DIRECTION:
Report all lines holding "ΟΛΙΚΟ".

INFORMATION PROVIDED:
============

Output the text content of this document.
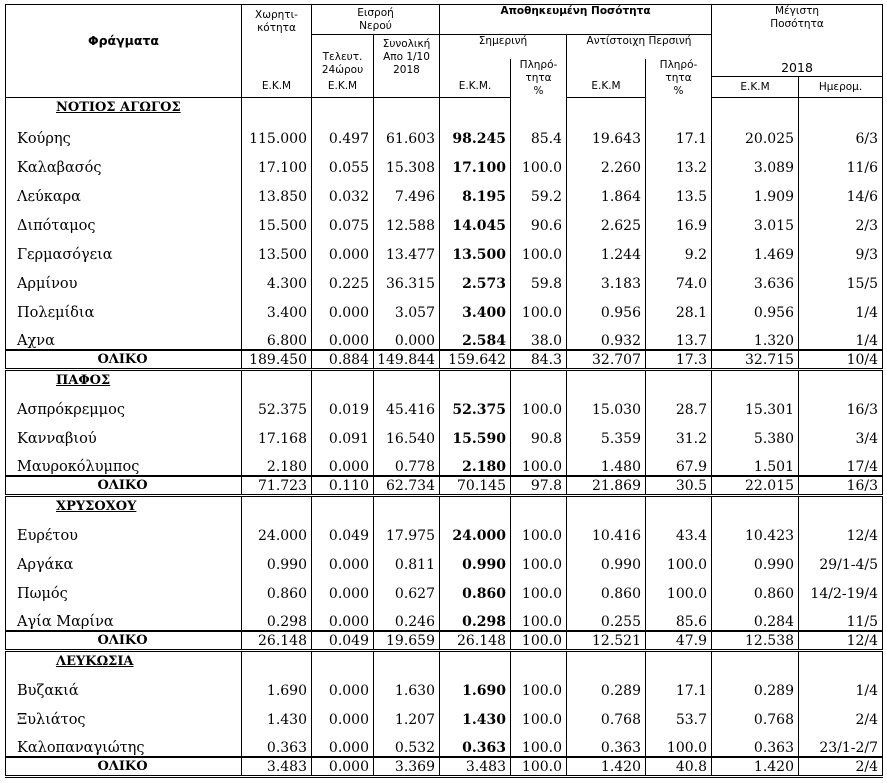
Φράγματα	Χωρητι-
κότητα	Εισροή
Νερού		Αποθηκευμένη Ποσότητα				Μέγιστη
Ποσότητα	
		Τελευτ.
24ώρου	Συνολική
Απο 1/10
2018	Σημερινή		Αντίστοιχη Περσινή			
					Πληρό-
τητα
%		Πληρό-
τητα
%	2018	
	Ε.Κ.Μ	Ε.Κ.Μ		Ε.Κ.Μ.		Ε.Κ.Μ		Ε.Κ.Μ	Ημερομ.
ΝΟΤΙΟΣ ΑΓΩΓΟΣ									
Κούρης	115.000	0.497	61.603	98.245	85.4	19.643	17.1	20.025	6/3
Καλαβασός	17.100	0.055	15.308	17.100	100.0	2.260	13.2	3.089	11/6
Λεύκαρα	13.850	0.032	7.496	8.195	59.2	1.864	13.5	1.909	14/6
Διπόταμος	15.500	0.075	12.588	14.045	90.6	2.625	16.9	3.015	2/3
Γερμασόγεια	13.500	0.000	13.477	13.500	100.0	1.244	9.2	1.469	9/3
Αρμίνου	4.300	0.225	36.315	2.573	59.8	3.183	74.0	3.636	15/5
Πολεμίδια	3.400	0.000	3.057	3.400	100.0	0.956	28.1	0.956	1/4
Αχνα	6.800	0.000	0.000	2.584	38.0	0.932	13.7	1.320	1/4
ΟΛΙΚΟ	189.450	0.884	149.844	159.642	84.3	32.707	17.3	32.715	10/4
ΠΑΦΟΣ									
Ασπρόκρεμμος	52.375	0.019	45.416	52.375	100.0	15.030	28.7	15.301	16/3
Κανναβιού	17.168	0.091	16.540	15.590	90.8	5.359	31.2	5.380	3/4
Μαυροκόλυμπος	2.180	0.000	0.778	2.180	100.0	1.480	67.9	1.501	17/4
ΟΛΙΚΟ	71.723	0.110	62.734	70.145	97.8	21.869	30.5	22.015	16/3
ΧΡΥΣΟΧΟΥ									
Ευρέτου	24.000	0.049	17.975	24.000	100.0	10.416	43.4	10.423	12/4
Αργάκα	0.990	0.000	0.811	0.990	100.0	0.990	100.0	0.990	29/1-4/5
Πωμός	0.860	0.000	0.627	0.860	100.0	0.860	100.0	0.860	14/2-19/4
Αγία Μαρίνα	0.298	0.000	0.246	0.298	100.0	0.255	85.6	0.284	11/5
ΟΛΙΚΟ	26.148	0.049	19.659	26.148	100.0	12.521	47.9	12.538	12/4
ΛΕΥΚΩΣΙΑ									
Βυζακιά	1.690	0.000	1.630	1.690	100.0	0.289	17.1	0.289	1/4
Ξυλιάτος	1.430	0.000	1.207	1.430	100.0	0.768	53.7	0.768	2/4
Καλοπαναγιώτης	0.363	0.000	0.532	0.363	100.0	0.363	100.0	0.363	23/1-2/7
ΟΛΙΚΟ	3.483	0.000	3.369	3.483	100.0	1.420	40.8	1.420	2/4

============

OUTPUT FOR THIS TASK:
ΟΛΙΚΟ	189.450	0.884	149.844	159.642	84.3	32.707	17.3	32.715	10/4
ΟΛΙΚΟ	71.723	0.110	62.734	70.145	97.8	21.869	30.5	22.015	16/3
ΟΛΙΚΟ	26.148	0.049	19.659	26.148	100.0	12.521	47.9	12.538	12/4
ΟΛΙΚΟ	3.483	0.000	3.369	3.483	100.0	1.420	40.8	1.420	2/4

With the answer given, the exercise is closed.